**Belge Alıntısı:**
İstanbul'da, yeniden görülen ve 7 sanık hariç beraat kararıyla sonuçlanan 'Balyoz Planı' davasında bazı sanıklara kumpas kurulduğu iddiasına ilişkin haklarında dava açılan Taraf gazetesi yazarları Mehmet Baransu, Yasemin Çongar, Ahmet Altan, Yıldıray Oğur ve firari sanık Tuncay Opçin'in yargılanmasına devam edildi. Duruşmada, sanık Mehmet Baransu'nun eski eşi Esra Konur'un tanık olarak bir dahaki celsede dinlenmesine karar verildi.
13.07.2019 14:40 İstanbul'da, yeniden görülen ve 7 sanık hariç beraat kararıyla sonuçlanan 'Balyoz Planı' davasında bazı sanıklara kumpas kurulduğu iddiasına ilişkin haklarında dava açılan Taraf gazetesi yazarları Mehmet Baransu, Yasemin Çongar, Ahmet Altan, Yıldıray Oğur ve firari sanık Tuncay Opçin'in yargılanmasına devam edildi.

**Düzen kayıtları:**
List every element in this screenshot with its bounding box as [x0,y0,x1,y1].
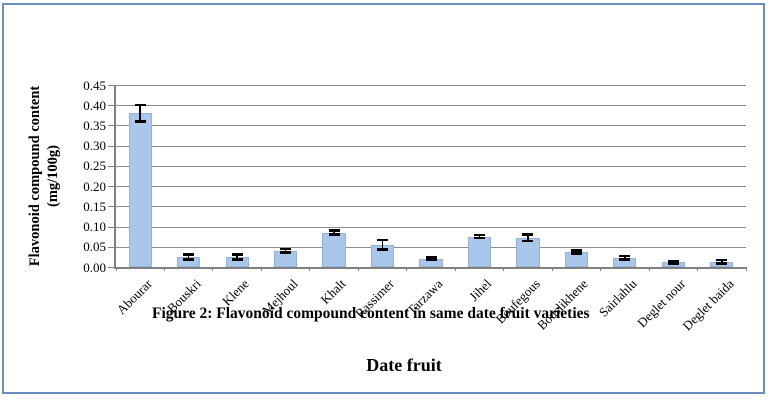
x-axis-title: Date fruit [366,355,442,375]
gridline [116,246,746,248]
x-tick-mark [648,267,650,271]
y-tick-label: 0.00 [83,259,106,275]
error-bar-cap [473,233,485,237]
x-tick-mark [745,267,747,271]
error-bar-cap [280,251,292,254]
error-bar-cap [231,258,243,261]
x-tick-mark [260,267,262,271]
x-tick-mark [454,267,456,271]
error-bar-cap [570,252,582,255]
error-bar-cap [619,254,631,258]
error-bar-cap [425,256,437,259]
x-tick-mark [600,267,602,271]
x-category-label: Khalt [317,276,349,308]
error-bar-line [672,260,675,264]
error-bar-line [284,249,287,253]
y-tick-label: 0.40 [83,97,106,113]
y-tick-mark [108,226,114,228]
error-bar-cap [425,258,437,262]
x-tick-mark [697,267,699,271]
y-tick-label: 0.35 [83,117,106,133]
y-tick-mark [108,246,114,248]
error-bar-cap [134,104,146,107]
error-bar-cap [377,248,389,251]
figure-frame: Flavonoid compound content (mg/100g) 0.0… [2,3,765,394]
error-bar-cap [328,229,340,232]
error-bar-line [236,254,238,260]
y-tick-mark [108,186,114,188]
bar [467,236,492,267]
gridline [116,186,746,188]
error-bar-cap [619,258,631,261]
y-axis-title-line1: Flavonoid compound content [26,85,43,267]
error-bar-cap [134,120,146,123]
x-tick-mark [163,267,165,271]
error-bar-cap [473,237,485,240]
plot-area [114,85,747,271]
y-tick-mark [108,165,114,167]
error-bar-cap [231,253,243,256]
x-tick-mark [212,267,214,271]
figure-caption: Figure 2: Flavonoid compound content in … [152,305,590,322]
error-bar-line [139,105,142,122]
error-bar-cap [667,262,679,265]
error-bar-line [575,250,578,254]
error-bar-cap [183,253,195,256]
error-bar-cap [280,248,292,251]
error-bar-line [430,257,432,261]
y-axis-title-line2: (mg/100g) [45,145,61,208]
error-bar-cap [328,233,340,236]
gridline [116,85,746,86]
error-bar-line [720,260,723,264]
x-tick-mark [309,267,311,271]
y-tick-mark [108,125,114,127]
x-tick-mark [406,267,408,271]
x-tick-mark [503,267,505,271]
x-tick-mark [551,267,553,271]
y-tick-mark [108,145,114,147]
error-bar-cap [183,258,195,261]
y-tick-label: 0.45 [83,77,106,93]
x-category-label: Sairlahlu [595,276,640,320]
error-bar-line [624,256,626,260]
y-tick-label: 0.10 [83,219,106,235]
error-bar-cap [716,262,728,265]
y-axis-title: Flavonoid compound content (mg/100g) [26,26,62,326]
error-bar-line [333,230,335,235]
x-category-label: Abourar [113,276,155,318]
gridline [116,105,746,107]
y-tick-mark [108,105,114,107]
y-tick-mark [108,267,114,268]
gridline [116,125,746,127]
y-tick-label: 0.20 [83,178,106,194]
y-tick-mark [108,206,114,208]
error-bar-line [381,239,384,250]
error-bar-line [527,234,529,242]
gridline [116,226,746,228]
bar [128,113,152,267]
bar [322,232,346,267]
y-tick-label: 0.30 [83,138,106,154]
y-tick-mark [108,85,114,86]
x-tick-mark [357,267,359,271]
error-bar-cap [570,249,582,252]
gridline [116,206,746,208]
y-tick-label: 0.25 [83,158,106,174]
error-bar-cap [716,258,728,262]
error-bar-line [478,235,481,239]
y-tick-label: 0.05 [83,239,106,255]
x-category-label: Jihel [466,276,495,304]
error-bar-line [187,254,190,260]
error-bar-cap [377,238,389,242]
x-tick-mark [115,267,117,271]
error-bar-cap [667,259,679,263]
error-bar-cap [522,233,534,236]
error-bar-cap [522,239,534,243]
y-tick-label: 0.15 [83,198,106,214]
gridline [116,145,746,147]
gridline [116,165,746,167]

**Yapılacak İşler:**
#1 Balyoz Planı davasına ilişkin belge alıntısında adı geçen Taraf gazetesi yazarlarının tamamını sıralayınız.
#2 Kayıtlarda "x-axis-title: Date fruit [366,355,442,375]" ifadesini içeren satırdan başlayarak "error-bar-cap [231,258,243,261]" ifadesini içeren satır da dâhil olmak üzere bu satırları kelimesi kelimesine aktarınız.

**Görev Yanıtları:**
#1 Mehmet Baransu, Yasemin Çongar, Ahmet Altan, Yıldıray Oğur

#2
x-axis-title: Date fruit [366,355,442,375]
gridline [116,246,746,248]
x-tick-mark [648,267,650,271]
y-tick-label: 0.00 [83,259,106,275]
error-bar-cap [473,233,485,237]
x-tick-mark [745,267,747,271]
error-bar-cap [280,251,292,254]
error-bar-cap [231,258,243,261]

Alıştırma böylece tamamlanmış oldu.